PROBLEM — Format the material from the line with "x-tick-label: 9.0 [1097, 723, 1116, 737]" up to and including the line with "x-tick-label: 1.5 [389, 723, 408, 737]" as a Markdown table, with a Row column numbering each line and an Entry column holding the line itself. Leave out blank lines.

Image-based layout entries
+ + + + +

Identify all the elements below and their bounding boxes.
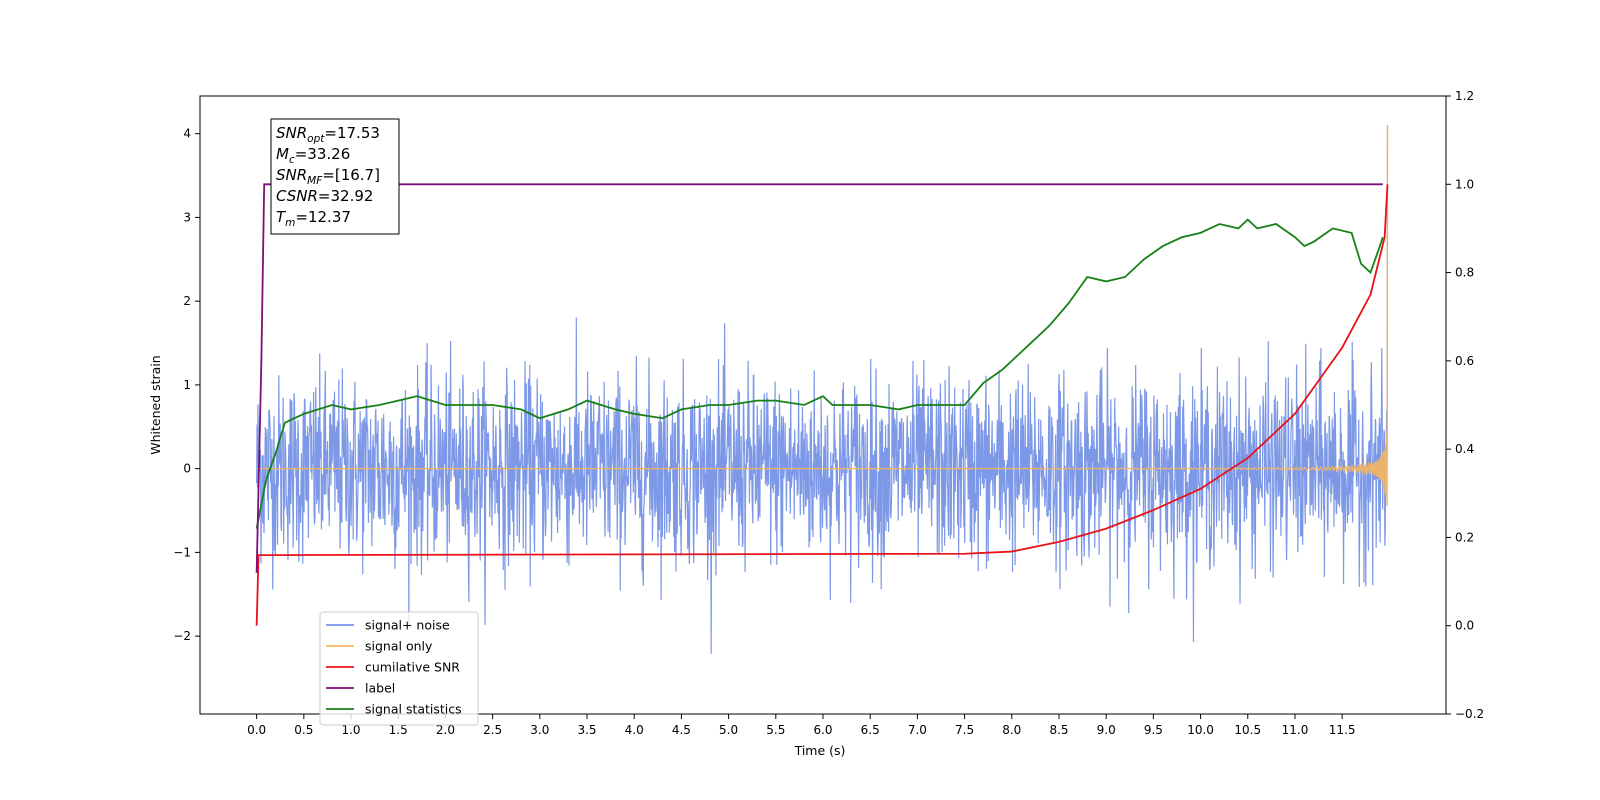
x-tick-label: 9.0 [1097, 723, 1116, 737]
series-layer [255, 125, 1389, 654]
x-tick-label: 1.0 [341, 723, 360, 737]
stats-line: Mc=33.26 [276, 145, 350, 166]
y-tick-label: 2 [183, 294, 191, 308]
x-tick-label: 6.0 [813, 723, 832, 737]
stats-line: CSNR=32.92 [276, 187, 373, 205]
x-tick-label: 7.5 [955, 723, 974, 737]
x-tick-label: 0.5 [294, 723, 313, 737]
legend: signal+ noise signal only cumilative SNR la… [319, 611, 479, 726]
y2-axis-ticks: −0.2 0.0 0.2 0.4 0.6 0.8 1.0 1.2 [1446, 89, 1484, 721]
series-signal-noise [256, 125, 1389, 654]
series-label [255, 183, 1383, 573]
series-cumulative-snr [255, 184, 1389, 626]
series-signal-only [256, 125, 1389, 506]
stats-line: Tm=12.37 [276, 208, 351, 229]
x-tick-label: 4.5 [672, 723, 691, 737]
x-tick-label: 11.5 [1329, 723, 1356, 737]
x-tick-label: 2.5 [483, 723, 502, 737]
x-tick-label: 2.0 [436, 723, 455, 737]
y2-tick-label: 0.0 [1455, 619, 1474, 633]
y-tick-label: 1 [183, 378, 191, 392]
y-tick-label: 4 [183, 127, 191, 141]
x-tick-label: 1.5 [389, 723, 408, 737]
stats-annotation: SNRopt=17.53Mc=33.26SNRMF=[16.7]CSNR=32.… [270, 118, 400, 235]
series-signal-statistics [255, 218, 1384, 529]
stats-box-frame [270, 118, 400, 235]
x-tick-label: 10.0 [1187, 723, 1214, 737]
y2-tick-label: 1.2 [1455, 89, 1474, 103]
y2-tick-label: −0.2 [1455, 707, 1484, 721]
x-tick-label: 3.5 [577, 723, 596, 737]
x-tick-label: 6.5 [861, 723, 880, 737]
x-tick-label: 8.0 [1002, 723, 1021, 737]
y-tick-label: 3 [183, 210, 191, 224]
x-tick-label: 0.0 [247, 723, 266, 737]
x-tick-label: 7.0 [908, 723, 927, 737]
legend-entry: signal only [365, 639, 433, 654]
x-axis-ticks: 0.0 0.5 1.0 1.5 2.0 2.5 3.0 3.5 4.0 4.5 5.0 5.5 6.0 6… [247, 714, 1356, 737]
y-axis-label: Whitened strain [148, 355, 163, 454]
y2-tick-label: 0.8 [1455, 266, 1474, 280]
x-tick-label: 5.5 [766, 723, 785, 737]
y2-tick-label: 0.4 [1455, 442, 1474, 456]
x-tick-label: 10.5 [1234, 723, 1261, 737]
stats-line: SNRopt=17.53 [276, 124, 380, 145]
legend-entry: label [365, 681, 395, 696]
x-tick-label: 8.5 [1049, 723, 1068, 737]
y-tick-label: −1 [173, 545, 191, 559]
y2-tick-label: 0.6 [1455, 354, 1474, 368]
x-tick-label: 4.0 [625, 723, 644, 737]
legend-entry: signal statistics [365, 702, 462, 717]
y-tick-label: −2 [173, 629, 191, 643]
legend-frame [319, 611, 479, 726]
y-axis-ticks: −2 −1 0 1 2 3 4 [173, 127, 200, 643]
x-tick-label: 5.0 [719, 723, 738, 737]
x-tick-label: 11.0 [1282, 723, 1309, 737]
legend-entry: cumilative SNR [365, 660, 460, 675]
y2-tick-label: 0.2 [1455, 530, 1474, 544]
x-axis-label: Time (s) [794, 743, 846, 758]
stats-line: SNRMF=[16.7] [276, 166, 380, 187]
x-tick-label: 9.5 [1144, 723, 1163, 737]
y-tick-label: 0 [183, 462, 191, 476]
y2-tick-label: 1.0 [1455, 177, 1474, 191]
x-tick-label: 3.0 [530, 723, 549, 737]
legend-entry: signal+ noise [365, 618, 450, 633]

+ + + + +

WRITTEN SOLUTION —
| Row | Entry |
|---|---|
| 1 | x-tick-label: 9.0 [1097, 723, 1116, 737] |
| 2 | series-layer [255, 125, 1389, 654] |
| 3 | x-tick-label: 1.0 [341, 723, 360, 737] |
| 4 | stats-line: Mc=33.26 [276, 145, 350, 166] |
| 5 | y-tick-label: 2 [183, 294, 191, 308] |
| 6 | x-tick-label: 6.0 [813, 723, 832, 737] |
| 7 | stats-line: CSNR=32.92 [276, 187, 373, 205] |
| 8 | x-tick-label: 7.5 [955, 723, 974, 737] |
| 9 | x-tick-label: 0.5 [294, 723, 313, 737] |
| 10 | legend: signal+ noise signal only cumilative SNR la… [319, 611, 479, 726] |
| 11 | y2-axis-ticks: −0.2 0.0 0.2 0.4 0.6 0.8 1.0 1.2 [1446, 89, 1484, 721] |
| 12 | series-signal-noise [256, 125, 1389, 654] |
| 13 | series-label [255, 183, 1383, 573] |
| 14 | series-cumulative-snr [255, 184, 1389, 626] |
| 15 | series-signal-only [256, 125, 1389, 506] |
| 16 | stats-line: Tm=12.37 [276, 208, 351, 229] |
| 17 | x-tick-label: 4.5 [672, 723, 691, 737] |
| 18 | x-tick-label: 11.5 [1329, 723, 1356, 737] |
| 19 | x-tick-label: 2.5 [483, 723, 502, 737] |
| 20 | x-tick-label: 2.0 [436, 723, 455, 737] |
| 21 | y2-tick-label: 0.0 [1455, 619, 1474, 633] |
| 22 | y-tick-label: 1 [183, 378, 191, 392] |
| 23 | y-tick-label: 4 [183, 127, 191, 141] |
| 24 | x-tick-label: 1.5 [389, 723, 408, 737] |